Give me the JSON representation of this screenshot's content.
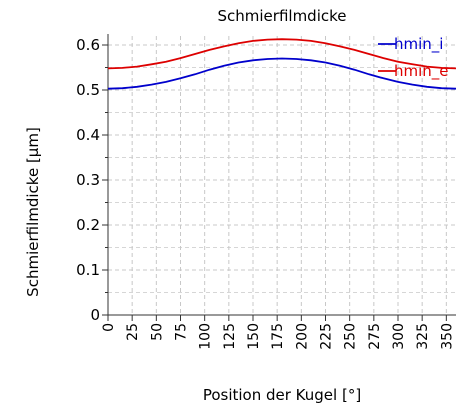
{
  "chart_data": {
    "type": "line",
    "title": "Schmierfilmdicke",
    "xlabel": "Position der Kugel [°]",
    "ylabel": "Schmierfilmdicke [µm]",
    "xlim": [
      0,
      360
    ],
    "ylim": [
      0,
      0.62
    ],
    "x_ticks": [
      0,
      25,
      50,
      75,
      100,
      125,
      150,
      175,
      200,
      225,
      250,
      275,
      300,
      325,
      350
    ],
    "y_ticks": [
      0,
      0.1,
      0.2,
      0.3,
      0.4,
      0.5,
      0.6
    ],
    "y_tick_labels": [
      "0",
      "0.1",
      "0.2",
      "0.3",
      "0.4",
      "0.5",
      "0.6"
    ],
    "grid": true,
    "legend_position": "top-right",
    "x": [
      0,
      15,
      30,
      45,
      60,
      75,
      90,
      105,
      120,
      135,
      150,
      165,
      180,
      195,
      210,
      225,
      240,
      255,
      270,
      285,
      300,
      315,
      330,
      345,
      360
    ],
    "series": [
      {
        "name": "hmin_i",
        "color": "#0000cc",
        "values": [
          0.503,
          0.504,
          0.507,
          0.512,
          0.518,
          0.526,
          0.535,
          0.545,
          0.554,
          0.561,
          0.566,
          0.569,
          0.57,
          0.569,
          0.566,
          0.561,
          0.554,
          0.545,
          0.535,
          0.526,
          0.518,
          0.512,
          0.507,
          0.504,
          0.503
        ]
      },
      {
        "name": "hmin_e",
        "color": "#dd0000",
        "values": [
          0.548,
          0.549,
          0.552,
          0.557,
          0.563,
          0.571,
          0.58,
          0.589,
          0.597,
          0.604,
          0.609,
          0.612,
          0.613,
          0.612,
          0.609,
          0.604,
          0.597,
          0.589,
          0.58,
          0.571,
          0.563,
          0.557,
          0.552,
          0.549,
          0.548
        ]
      }
    ]
  }
}
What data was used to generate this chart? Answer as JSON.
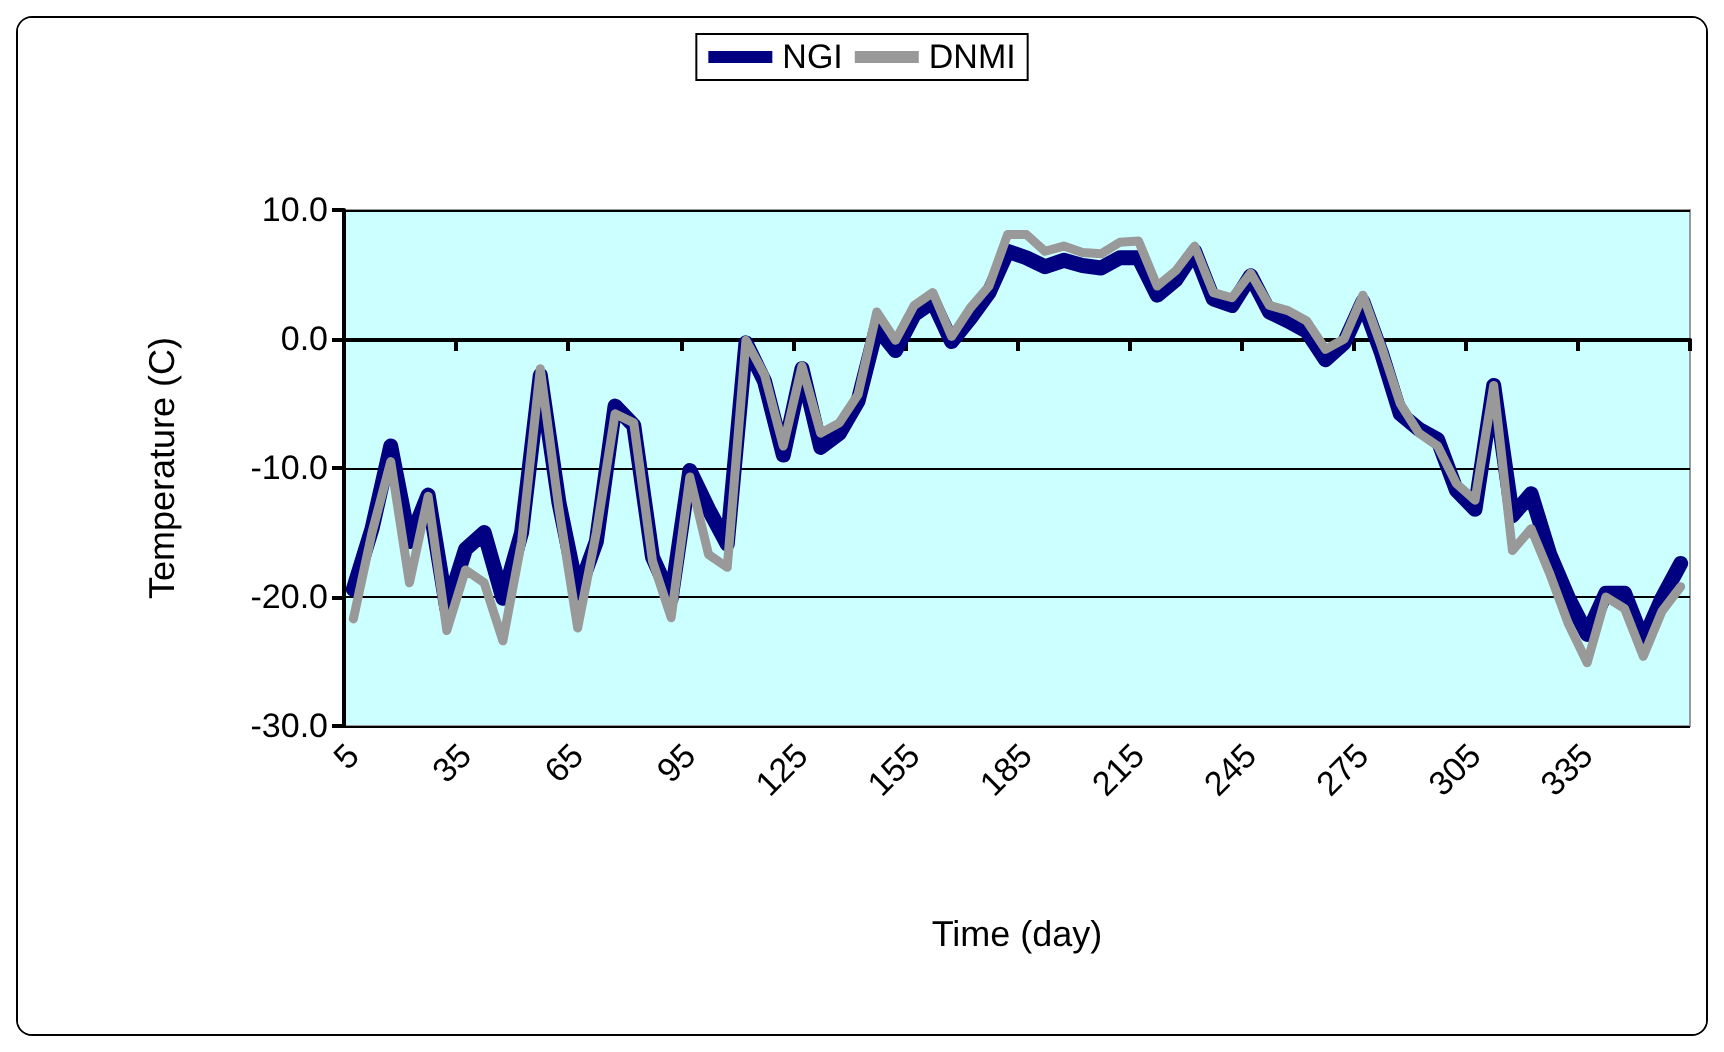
{
  "chart_data": {
    "type": "line",
    "xlabel": "Time (day)",
    "ylabel": "Temperature (C)",
    "categories": [
      "5",
      null,
      null,
      null,
      null,
      null,
      "35",
      null,
      null,
      null,
      null,
      null,
      "65",
      null,
      null,
      null,
      null,
      null,
      "95",
      null,
      null,
      null,
      null,
      null,
      "125",
      null,
      null,
      null,
      null,
      null,
      "155",
      null,
      null,
      null,
      null,
      null,
      "185",
      null,
      null,
      null,
      null,
      null,
      "215",
      null,
      null,
      null,
      null,
      null,
      "245",
      null,
      null,
      null,
      null,
      null,
      "275",
      null,
      null,
      null,
      null,
      null,
      "305",
      null,
      null,
      null,
      null,
      null,
      "335",
      null,
      null,
      null,
      null,
      null
    ],
    "series": [
      {
        "name": "NGI",
        "color": "#000080",
        "values": [
          -19.4,
          -14.7,
          -8.3,
          -15.7,
          -12.1,
          -20.9,
          -16.3,
          -15.0,
          -20.1,
          -15.0,
          -2.8,
          -12.7,
          -19.7,
          -15.7,
          -5.2,
          -6.7,
          -16.9,
          -20.1,
          -10.2,
          -13.2,
          -15.9,
          -0.3,
          -3.3,
          -9.0,
          -2.3,
          -8.4,
          -7.3,
          -4.8,
          0.9,
          -0.9,
          1.9,
          2.9,
          -0.2,
          1.6,
          3.6,
          6.8,
          6.3,
          5.6,
          6.1,
          5.7,
          5.5,
          6.3,
          6.3,
          3.4,
          4.6,
          6.8,
          3.1,
          2.6,
          4.9,
          2.1,
          1.4,
          0.6,
          -1.6,
          -0.3,
          2.9,
          -1.1,
          -5.8,
          -7.0,
          -7.8,
          -11.7,
          -13.2,
          -3.6,
          -13.7,
          -12.0,
          -16.7,
          -20.1,
          -22.9,
          -19.7,
          -19.7,
          -23.4,
          -20.1,
          -17.4
        ]
      },
      {
        "name": "DNMI",
        "color": "#999999",
        "values": [
          -21.7,
          -15.0,
          -9.5,
          -18.9,
          -12.2,
          -22.6,
          -17.9,
          -18.9,
          -23.4,
          -15.7,
          -2.3,
          -13.2,
          -22.4,
          -15.0,
          -5.8,
          -6.5,
          -17.2,
          -21.6,
          -10.7,
          -16.7,
          -17.7,
          -0.1,
          -2.8,
          -8.3,
          -2.1,
          -7.3,
          -6.5,
          -4.3,
          2.1,
          -0.1,
          2.6,
          3.6,
          0.2,
          2.4,
          4.1,
          8.1,
          8.1,
          6.8,
          7.2,
          6.7,
          6.6,
          7.5,
          7.6,
          4.1,
          5.3,
          7.2,
          3.6,
          3.2,
          5.1,
          2.6,
          2.2,
          1.4,
          -0.8,
          0.0,
          3.4,
          -0.6,
          -5.0,
          -7.3,
          -8.3,
          -11.2,
          -12.5,
          -3.6,
          -16.4,
          -14.7,
          -18.2,
          -22.1,
          -25.1,
          -20.0,
          -20.9,
          -24.6,
          -21.1,
          -19.2
        ]
      }
    ],
    "ylim": [
      -30,
      10
    ],
    "yticks": [
      {
        "value": -30,
        "label": "-30.0"
      },
      {
        "value": -20,
        "label": "-20.0"
      },
      {
        "value": -10,
        "label": "-10.0"
      },
      {
        "value": 0,
        "label": "0.0"
      },
      {
        "value": 10,
        "label": "10.0"
      }
    ],
    "grid": "y",
    "legend": "top",
    "marker": "none",
    "line_style": "solid"
  }
}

++++++

DIRECTIVE :: Retype each entry precisely. Skip images entirely.

FULL OUTPUT ::
Give me the JSON representation of this screenshot's content.
{
  "chart_data": {
    "type": "line",
    "title": "Schmierfilmdicke",
    "xlabel": "Position der Kugel [°]",
    "ylabel": "Schmierfilmdicke [µm]",
    "xlim": [
      0,
      360
    ],
    "ylim": [
      0,
      0.62
    ],
    "x_ticks": [
      0,
      25,
      50,
      75,
      100,
      125,
      150,
      175,
      200,
      225,
      250,
      275,
      300,
      325,
      350
    ],
    "y_ticks": [
      0,
      0.1,
      0.2,
      0.3,
      0.4,
      0.5,
      0.6
    ],
    "y_tick_labels": [
      "0",
      "0.1",
      "0.2",
      "0.3",
      "0.4",
      "0.5",
      "0.6"
    ],
    "grid": true,
    "legend_position": "top-right",
    "x": [
      0,
      15,
      30,
      45,
      60,
      75,
      90,
      105,
      120,
      135,
      150,
      165,
      180,
      195,
      210,
      225,
      240,
      255,
      270,
      285,
      300,
      315,
      330,
      345,
      360
    ],
    "series": [
      {
        "name": "hmin_i",
        "color": "#0000cc",
        "values": [
          0.503,
          0.504,
          0.507,
          0.512,
          0.518,
          0.526,
          0.535,
          0.545,
          0.554,
          0.561,
          0.566,
          0.569,
          0.57,
          0.569,
          0.566,
          0.561,
          0.554,
          0.545,
          0.535,
          0.526,
          0.518,
          0.512,
          0.507,
          0.504,
          0.503
        ]
      },
      {
        "name": "hmin_e",
        "color": "#dd0000",
        "values": [
          0.548,
          0.549,
          0.552,
          0.557,
          0.563,
          0.571,
          0.58,
          0.589,
          0.597,
          0.604,
          0.609,
          0.612,
          0.613,
          0.612,
          0.609,
          0.604,
          0.597,
          0.589,
          0.58,
          0.571,
          0.563,
          0.557,
          0.552,
          0.549,
          0.548
        ]
      }
    ]
  }
}
What data was used to generate this chart? Answer as JSON.
{
  "chart_data": {
    "type": "line",
    "xlabel": "Time (day)",
    "ylabel": "Temperature (C)",
    "categories": [
      "5",
      null,
      null,
      null,
      null,
      null,
      "35",
      null,
      null,
      null,
      null,
      null,
      "65",
      null,
      null,
      null,
      null,
      null,
      "95",
      null,
      null,
      null,
      null,
      null,
      "125",
      null,
      null,
      null,
      null,
      null,
      "155",
      null,
      null,
      null,
      null,
      null,
      "185",
      null,
      null,
      null,
      null,
      null,
      "215",
      null,
      null,
      null,
      null,
      null,
      "245",
      null,
      null,
      null,
      null,
      null,
      "275",
      null,
      null,
      null,
      null,
      null,
      "305",
      null,
      null,
      null,
      null,
      null,
      "335",
      null,
      null,
      null,
      null,
      null
    ],
    "series": [
      {
        "name": "NGI",
        "color": "#000080",
        "values": [
          -19.4,
          -14.7,
          -8.3,
          -15.7,
          -12.1,
          -20.9,
          -16.3,
          -15.0,
          -20.1,
          -15.0,
          -2.8,
          -12.7,
          -19.7,
          -15.7,
          -5.2,
          -6.7,
          -16.9,
          -20.1,
          -10.2,
          -13.2,
          -15.9,
          -0.3,
          -3.3,
          -9.0,
          -2.3,
          -8.4,
          -7.3,
          -4.8,
          0.9,
          -0.9,
          1.9,
          2.9,
          -0.2,
          1.6,
          3.6,
          6.8,
          6.3,
          5.6,
          6.1,
          5.7,
          5.5,
          6.3,
          6.3,
          3.4,
          4.6,
          6.8,
          3.1,
          2.6,
          4.9,
          2.1,
          1.4,
          0.6,
          -1.6,
          -0.3,
          2.9,
          -1.1,
          -5.8,
          -7.0,
          -7.8,
          -11.7,
          -13.2,
          -3.6,
          -13.7,
          -12.0,
          -16.7,
          -20.1,
          -22.9,
          -19.7,
          -19.7,
          -23.4,
          -20.1,
          -17.4
        ]
      },
      {
        "name": "DNMI",
        "color": "#999999",
        "values": [
          -21.7,
          -15.0,
          -9.5,
          -18.9,
          -12.2,
          -22.6,
          -17.9,
          -18.9,
          -23.4,
          -15.7,
          -2.3,
          -13.2,
          -22.4,
          -15.0,
          -5.8,
          -6.5,
          -17.2,
          -21.6,
          -10.7,
          -16.7,
          -17.7,
          -0.1,
          -2.8,
          -8.3,
          -2.1,
          -7.3,
          -6.5,
          -4.3,
          2.1,
          -0.1,
          2.6,
          3.6,
          0.2,
          2.4,
          4.1,
          8.1,
          8.1,
          6.8,
          7.2,
          6.7,
          6.6,
          7.5,
          7.6,
          4.1,
          5.3,
          7.2,
          3.6,
          3.2,
          5.1,
          2.6,
          2.2,
          1.4,
          -0.8,
          0.0,
          3.4,
          -0.6,
          -5.0,
          -7.3,
          -8.3,
          -11.2,
          -12.5,
          -3.6,
          -16.4,
          -14.7,
          -18.2,
          -22.1,
          -25.1,
          -20.0,
          -20.9,
          -24.6,
          -21.1,
          -19.2
        ]
      }
    ],
    "ylim": [
      -30,
      10
    ],
    "yticks": [
      {
        "value": -30,
        "label": "-30.0"
      },
      {
        "value": -20,
        "label": "-20.0"
      },
      {
        "value": -10,
        "label": "-10.0"
      },
      {
        "value": 0,
        "label": "0.0"
      },
      {
        "value": 10,
        "label": "10.0"
      }
    ],
    "grid": "y",
    "legend": "top",
    "marker": "none",
    "line_style": "solid"
  }
}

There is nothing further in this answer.